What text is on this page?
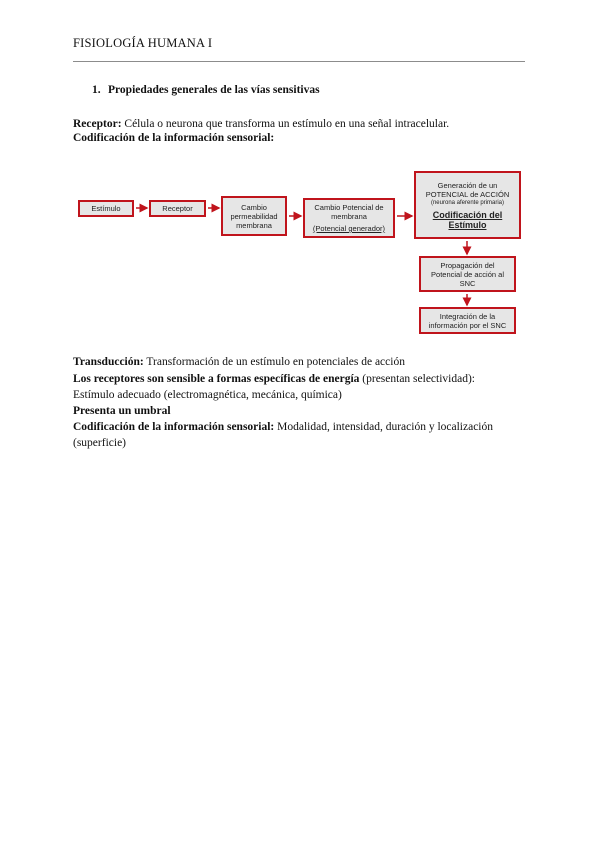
FISIOLOGÍA HUMANA I
1. Propiedades generales de las vías sensitivas
Receptor: Célula o neurona que transforma un estímulo en una señal intracelular.
Codificación de la información sensorial:
Estímulo	Receptor	Cambio
permeabilidad
membrana
Cambio Potencial de
membrana
(Potencial generador)
Generación de un
POTENCIAL de ACCIÓN
(neurona aferente primaria)
Codificación del
Estímulo
Propagación del
Potencial de acción al
SNC
Integración de la
información por el SNC
Transducción: Transformación de un estímulo en potenciales de acción
Los receptores son sensible a formas específicas de energía (presentan selectividad):
Estímulo adecuado (electromagnética, mecánica, química)
Presenta un umbral
Codificación de la información sensorial: Modalidad, intensidad, duración y localización
(superficie)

### YOUR OBJECTIVE
Will you set down the records word for word while leaving out every picture?

### SOLUTION FOR THIS TASK
What text is on this page?
FISIOLOGÍA HUMANA I
1. Propiedades generales de las vías sensitivas
Receptor: Célula o neurona que transforma un estímulo en una señal intracelular.
Codificación de la información sensorial:
Estímulo	Receptor	Cambio
permeabilidad
membrana
Cambio Potencial de
membrana
(Potencial generador)
Generación de un
POTENCIAL de ACCIÓN
(neurona aferente primaria)
Codificación del
Estímulo
Propagación del
Potencial de acción al
SNC
Integración de la
información por el SNC
Transducción: Transformación de un estímulo en potenciales de acción
Los receptores son sensible a formas específicas de energía (presentan selectividad):
Estímulo adecuado (electromagnética, mecánica, química)
Presenta un umbral
Codificación de la información sensorial: Modalidad, intensidad, duración y localización
(superficie)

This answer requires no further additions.